● **Work required**
Count how many lines in this material contain "PLATE". The answer is that number alone.
>> begin
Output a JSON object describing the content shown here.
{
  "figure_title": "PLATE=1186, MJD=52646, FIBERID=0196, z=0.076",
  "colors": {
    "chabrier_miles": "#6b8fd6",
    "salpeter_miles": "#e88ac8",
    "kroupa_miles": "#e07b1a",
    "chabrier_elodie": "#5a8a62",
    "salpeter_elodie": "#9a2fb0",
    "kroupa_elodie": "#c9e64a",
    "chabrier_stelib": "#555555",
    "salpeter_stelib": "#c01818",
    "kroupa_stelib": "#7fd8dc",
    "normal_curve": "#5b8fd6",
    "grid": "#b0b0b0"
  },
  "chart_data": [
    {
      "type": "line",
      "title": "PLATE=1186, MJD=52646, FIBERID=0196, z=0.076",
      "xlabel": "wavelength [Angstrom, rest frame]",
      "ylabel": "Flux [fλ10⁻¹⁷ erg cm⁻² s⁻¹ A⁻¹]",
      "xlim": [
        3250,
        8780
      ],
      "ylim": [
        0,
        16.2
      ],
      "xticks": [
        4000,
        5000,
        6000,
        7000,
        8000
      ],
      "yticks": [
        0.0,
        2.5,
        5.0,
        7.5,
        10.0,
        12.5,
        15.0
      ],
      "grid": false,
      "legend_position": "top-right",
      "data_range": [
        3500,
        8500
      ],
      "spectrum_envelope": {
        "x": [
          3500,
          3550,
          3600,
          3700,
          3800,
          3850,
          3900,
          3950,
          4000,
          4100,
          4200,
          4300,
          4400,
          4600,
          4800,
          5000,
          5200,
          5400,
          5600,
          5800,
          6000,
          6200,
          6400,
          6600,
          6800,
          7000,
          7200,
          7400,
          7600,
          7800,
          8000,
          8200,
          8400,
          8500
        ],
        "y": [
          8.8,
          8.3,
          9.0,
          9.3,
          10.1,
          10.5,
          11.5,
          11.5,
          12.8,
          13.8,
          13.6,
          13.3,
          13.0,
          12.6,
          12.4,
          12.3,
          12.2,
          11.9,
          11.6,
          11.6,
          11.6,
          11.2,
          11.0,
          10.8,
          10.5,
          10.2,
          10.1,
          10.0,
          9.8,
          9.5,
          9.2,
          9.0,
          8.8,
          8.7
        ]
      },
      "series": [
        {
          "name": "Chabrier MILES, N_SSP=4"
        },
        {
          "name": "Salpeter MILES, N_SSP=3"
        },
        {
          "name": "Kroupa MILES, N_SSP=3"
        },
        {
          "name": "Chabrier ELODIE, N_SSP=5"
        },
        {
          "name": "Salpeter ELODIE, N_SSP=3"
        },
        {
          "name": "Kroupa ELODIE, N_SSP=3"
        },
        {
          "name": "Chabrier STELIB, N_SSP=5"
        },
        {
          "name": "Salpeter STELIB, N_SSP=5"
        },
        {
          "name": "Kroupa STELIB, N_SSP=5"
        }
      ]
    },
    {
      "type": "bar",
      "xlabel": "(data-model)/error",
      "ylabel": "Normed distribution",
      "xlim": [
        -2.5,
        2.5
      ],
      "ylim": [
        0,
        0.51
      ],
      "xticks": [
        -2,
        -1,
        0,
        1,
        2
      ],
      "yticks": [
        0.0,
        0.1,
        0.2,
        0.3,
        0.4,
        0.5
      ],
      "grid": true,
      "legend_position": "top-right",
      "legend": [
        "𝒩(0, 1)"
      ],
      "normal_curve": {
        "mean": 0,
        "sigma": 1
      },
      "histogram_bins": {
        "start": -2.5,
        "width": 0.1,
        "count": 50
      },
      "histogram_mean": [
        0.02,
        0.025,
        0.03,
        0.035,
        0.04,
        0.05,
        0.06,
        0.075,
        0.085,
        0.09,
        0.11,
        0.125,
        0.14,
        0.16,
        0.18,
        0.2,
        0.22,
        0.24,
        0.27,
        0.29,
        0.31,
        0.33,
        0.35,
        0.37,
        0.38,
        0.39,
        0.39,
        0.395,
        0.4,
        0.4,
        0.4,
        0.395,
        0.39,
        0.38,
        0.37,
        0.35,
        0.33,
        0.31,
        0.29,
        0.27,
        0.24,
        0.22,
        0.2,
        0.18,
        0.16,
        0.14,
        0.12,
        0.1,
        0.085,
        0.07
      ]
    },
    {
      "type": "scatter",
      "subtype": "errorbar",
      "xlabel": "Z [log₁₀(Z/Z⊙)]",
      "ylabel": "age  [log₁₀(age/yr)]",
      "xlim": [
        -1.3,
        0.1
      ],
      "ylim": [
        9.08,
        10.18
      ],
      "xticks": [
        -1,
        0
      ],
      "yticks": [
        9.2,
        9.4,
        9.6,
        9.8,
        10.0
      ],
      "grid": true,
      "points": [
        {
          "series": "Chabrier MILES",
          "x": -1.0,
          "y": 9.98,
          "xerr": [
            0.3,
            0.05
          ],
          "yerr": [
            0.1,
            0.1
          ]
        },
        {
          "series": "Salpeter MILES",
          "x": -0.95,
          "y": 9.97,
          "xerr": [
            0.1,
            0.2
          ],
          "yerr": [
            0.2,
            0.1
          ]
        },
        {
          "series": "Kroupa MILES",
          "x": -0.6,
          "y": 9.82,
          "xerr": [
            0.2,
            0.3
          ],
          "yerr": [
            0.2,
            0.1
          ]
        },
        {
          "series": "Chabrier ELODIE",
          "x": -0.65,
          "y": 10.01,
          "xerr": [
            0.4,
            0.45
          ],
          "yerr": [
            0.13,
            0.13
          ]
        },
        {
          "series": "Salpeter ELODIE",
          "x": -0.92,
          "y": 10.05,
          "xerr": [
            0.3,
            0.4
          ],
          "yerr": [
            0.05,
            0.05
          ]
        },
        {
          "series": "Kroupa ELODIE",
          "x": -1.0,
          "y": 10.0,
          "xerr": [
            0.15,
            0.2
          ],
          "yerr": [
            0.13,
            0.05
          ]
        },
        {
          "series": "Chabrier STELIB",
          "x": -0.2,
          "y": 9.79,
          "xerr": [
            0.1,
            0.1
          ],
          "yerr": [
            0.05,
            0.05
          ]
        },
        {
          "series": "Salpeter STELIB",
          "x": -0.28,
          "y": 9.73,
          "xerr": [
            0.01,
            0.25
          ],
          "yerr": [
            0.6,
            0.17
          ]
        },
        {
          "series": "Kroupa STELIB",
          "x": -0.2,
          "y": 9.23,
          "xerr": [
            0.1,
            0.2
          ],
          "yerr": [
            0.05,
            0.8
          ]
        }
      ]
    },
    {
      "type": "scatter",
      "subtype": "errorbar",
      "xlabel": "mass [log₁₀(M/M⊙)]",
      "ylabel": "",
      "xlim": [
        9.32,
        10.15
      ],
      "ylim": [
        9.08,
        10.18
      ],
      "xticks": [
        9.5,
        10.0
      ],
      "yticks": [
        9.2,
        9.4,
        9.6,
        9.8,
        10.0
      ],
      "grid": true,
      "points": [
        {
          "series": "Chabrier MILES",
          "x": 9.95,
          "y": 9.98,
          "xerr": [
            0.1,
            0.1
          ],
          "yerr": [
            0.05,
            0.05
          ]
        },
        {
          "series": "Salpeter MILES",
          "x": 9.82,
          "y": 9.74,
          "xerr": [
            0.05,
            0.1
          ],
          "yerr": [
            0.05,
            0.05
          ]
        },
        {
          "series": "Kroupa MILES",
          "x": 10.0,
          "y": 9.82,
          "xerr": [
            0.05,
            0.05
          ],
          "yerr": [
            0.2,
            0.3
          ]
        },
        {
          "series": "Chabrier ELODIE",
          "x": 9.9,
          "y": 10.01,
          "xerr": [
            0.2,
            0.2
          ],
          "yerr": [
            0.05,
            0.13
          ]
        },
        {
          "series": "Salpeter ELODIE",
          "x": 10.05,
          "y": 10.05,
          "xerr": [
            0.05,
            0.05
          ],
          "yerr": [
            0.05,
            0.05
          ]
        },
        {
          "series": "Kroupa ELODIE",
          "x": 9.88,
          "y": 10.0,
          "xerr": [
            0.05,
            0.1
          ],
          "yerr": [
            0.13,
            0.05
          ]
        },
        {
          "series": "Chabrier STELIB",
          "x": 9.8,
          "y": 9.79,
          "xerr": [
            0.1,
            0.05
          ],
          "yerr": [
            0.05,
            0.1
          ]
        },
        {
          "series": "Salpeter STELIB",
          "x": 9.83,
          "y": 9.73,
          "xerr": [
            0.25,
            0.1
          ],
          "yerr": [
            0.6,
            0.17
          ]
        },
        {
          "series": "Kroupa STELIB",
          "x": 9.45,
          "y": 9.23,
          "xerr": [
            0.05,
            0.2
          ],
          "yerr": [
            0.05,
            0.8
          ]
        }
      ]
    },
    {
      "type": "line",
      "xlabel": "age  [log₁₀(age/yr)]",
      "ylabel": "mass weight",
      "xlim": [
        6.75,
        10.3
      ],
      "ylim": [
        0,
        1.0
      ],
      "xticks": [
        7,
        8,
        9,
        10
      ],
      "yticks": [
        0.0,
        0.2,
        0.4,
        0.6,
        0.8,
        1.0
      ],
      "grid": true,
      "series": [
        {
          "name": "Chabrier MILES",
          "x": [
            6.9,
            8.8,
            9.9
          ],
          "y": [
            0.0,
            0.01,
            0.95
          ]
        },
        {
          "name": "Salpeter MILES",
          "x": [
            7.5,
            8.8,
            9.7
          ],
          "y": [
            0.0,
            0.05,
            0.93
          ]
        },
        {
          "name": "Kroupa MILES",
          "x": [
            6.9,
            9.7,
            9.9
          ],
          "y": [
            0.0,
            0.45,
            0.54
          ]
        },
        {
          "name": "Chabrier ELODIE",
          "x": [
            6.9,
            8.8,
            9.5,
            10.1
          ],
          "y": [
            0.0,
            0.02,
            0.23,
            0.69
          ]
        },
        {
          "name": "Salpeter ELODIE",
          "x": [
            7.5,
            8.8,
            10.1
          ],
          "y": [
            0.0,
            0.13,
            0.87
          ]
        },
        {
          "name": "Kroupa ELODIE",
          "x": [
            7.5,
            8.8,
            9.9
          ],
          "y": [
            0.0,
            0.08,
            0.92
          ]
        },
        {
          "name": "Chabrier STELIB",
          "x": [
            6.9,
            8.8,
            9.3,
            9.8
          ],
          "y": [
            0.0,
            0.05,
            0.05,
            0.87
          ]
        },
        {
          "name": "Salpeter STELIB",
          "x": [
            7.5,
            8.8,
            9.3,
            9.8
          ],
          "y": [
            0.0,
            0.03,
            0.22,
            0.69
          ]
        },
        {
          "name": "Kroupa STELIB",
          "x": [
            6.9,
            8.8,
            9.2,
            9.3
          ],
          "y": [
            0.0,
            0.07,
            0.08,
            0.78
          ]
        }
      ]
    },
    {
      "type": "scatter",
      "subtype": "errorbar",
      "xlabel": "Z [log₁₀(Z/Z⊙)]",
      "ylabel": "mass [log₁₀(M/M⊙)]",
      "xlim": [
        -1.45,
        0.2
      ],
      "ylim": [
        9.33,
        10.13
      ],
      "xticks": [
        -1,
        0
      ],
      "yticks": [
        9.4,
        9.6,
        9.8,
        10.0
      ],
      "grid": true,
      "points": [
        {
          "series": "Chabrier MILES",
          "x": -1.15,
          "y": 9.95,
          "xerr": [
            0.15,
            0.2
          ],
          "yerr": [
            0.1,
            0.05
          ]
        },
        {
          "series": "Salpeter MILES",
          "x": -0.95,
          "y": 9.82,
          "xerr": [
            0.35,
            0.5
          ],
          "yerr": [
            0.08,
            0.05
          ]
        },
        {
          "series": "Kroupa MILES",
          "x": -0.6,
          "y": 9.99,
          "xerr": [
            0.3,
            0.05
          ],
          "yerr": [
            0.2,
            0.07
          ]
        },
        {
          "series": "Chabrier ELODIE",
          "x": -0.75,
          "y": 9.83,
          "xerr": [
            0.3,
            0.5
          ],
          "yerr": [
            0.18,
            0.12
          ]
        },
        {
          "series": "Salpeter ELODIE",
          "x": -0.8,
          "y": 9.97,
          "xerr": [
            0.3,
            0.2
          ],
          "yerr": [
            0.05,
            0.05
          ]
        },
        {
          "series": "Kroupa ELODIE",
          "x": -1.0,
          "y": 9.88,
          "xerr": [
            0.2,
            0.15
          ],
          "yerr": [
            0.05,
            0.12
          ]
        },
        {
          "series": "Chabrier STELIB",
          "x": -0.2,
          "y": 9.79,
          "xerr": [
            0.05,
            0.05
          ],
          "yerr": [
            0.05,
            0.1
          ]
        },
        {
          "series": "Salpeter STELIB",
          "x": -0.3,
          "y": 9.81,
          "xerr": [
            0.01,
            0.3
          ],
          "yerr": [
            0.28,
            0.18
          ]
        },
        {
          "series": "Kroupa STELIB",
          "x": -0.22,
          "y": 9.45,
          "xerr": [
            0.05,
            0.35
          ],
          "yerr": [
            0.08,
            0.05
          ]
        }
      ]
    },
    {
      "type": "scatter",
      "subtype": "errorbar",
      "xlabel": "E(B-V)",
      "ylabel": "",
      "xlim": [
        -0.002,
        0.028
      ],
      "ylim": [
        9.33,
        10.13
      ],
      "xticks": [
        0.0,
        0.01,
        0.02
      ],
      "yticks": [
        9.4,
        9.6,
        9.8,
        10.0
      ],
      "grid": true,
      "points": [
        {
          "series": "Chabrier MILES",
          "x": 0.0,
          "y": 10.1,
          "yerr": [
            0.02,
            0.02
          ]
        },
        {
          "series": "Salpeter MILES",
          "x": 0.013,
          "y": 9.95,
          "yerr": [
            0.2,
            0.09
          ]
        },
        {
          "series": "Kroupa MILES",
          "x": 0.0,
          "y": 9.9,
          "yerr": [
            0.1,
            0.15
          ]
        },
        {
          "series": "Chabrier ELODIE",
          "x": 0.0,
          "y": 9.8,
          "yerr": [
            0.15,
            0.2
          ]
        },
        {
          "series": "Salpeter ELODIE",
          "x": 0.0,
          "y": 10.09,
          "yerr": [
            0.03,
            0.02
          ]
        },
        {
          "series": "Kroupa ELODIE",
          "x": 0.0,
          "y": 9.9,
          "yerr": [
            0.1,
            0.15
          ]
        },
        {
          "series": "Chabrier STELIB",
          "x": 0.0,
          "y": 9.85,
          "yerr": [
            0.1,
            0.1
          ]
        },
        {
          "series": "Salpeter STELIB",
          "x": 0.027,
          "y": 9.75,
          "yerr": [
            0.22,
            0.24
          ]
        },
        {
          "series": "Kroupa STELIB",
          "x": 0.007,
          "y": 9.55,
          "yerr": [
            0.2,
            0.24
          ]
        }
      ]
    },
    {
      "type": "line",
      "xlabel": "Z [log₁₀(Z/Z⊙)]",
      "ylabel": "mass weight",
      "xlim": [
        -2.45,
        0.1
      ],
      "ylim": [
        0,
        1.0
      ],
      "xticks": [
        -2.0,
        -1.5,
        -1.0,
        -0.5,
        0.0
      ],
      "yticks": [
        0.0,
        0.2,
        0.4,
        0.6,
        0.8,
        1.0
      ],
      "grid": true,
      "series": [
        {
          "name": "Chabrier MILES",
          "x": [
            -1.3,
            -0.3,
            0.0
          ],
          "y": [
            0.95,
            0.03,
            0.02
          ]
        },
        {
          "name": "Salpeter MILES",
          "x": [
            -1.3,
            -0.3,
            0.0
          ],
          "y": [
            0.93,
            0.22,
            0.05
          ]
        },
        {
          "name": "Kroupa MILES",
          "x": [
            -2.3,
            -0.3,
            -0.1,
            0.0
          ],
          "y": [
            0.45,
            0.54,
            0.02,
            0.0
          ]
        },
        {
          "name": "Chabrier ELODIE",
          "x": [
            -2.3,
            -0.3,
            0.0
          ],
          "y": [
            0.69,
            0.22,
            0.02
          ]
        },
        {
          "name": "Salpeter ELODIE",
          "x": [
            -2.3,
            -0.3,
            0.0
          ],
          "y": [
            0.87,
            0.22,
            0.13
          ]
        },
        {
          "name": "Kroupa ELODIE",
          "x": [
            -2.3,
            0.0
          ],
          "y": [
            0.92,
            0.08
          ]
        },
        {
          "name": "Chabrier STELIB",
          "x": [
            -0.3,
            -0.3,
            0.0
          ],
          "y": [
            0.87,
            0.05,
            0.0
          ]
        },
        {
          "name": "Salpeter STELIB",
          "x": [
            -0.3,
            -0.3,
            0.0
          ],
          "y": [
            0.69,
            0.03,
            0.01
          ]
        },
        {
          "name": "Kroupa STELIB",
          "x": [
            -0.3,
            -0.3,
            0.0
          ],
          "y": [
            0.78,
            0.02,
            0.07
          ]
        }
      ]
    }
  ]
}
>> end
● **The output**
2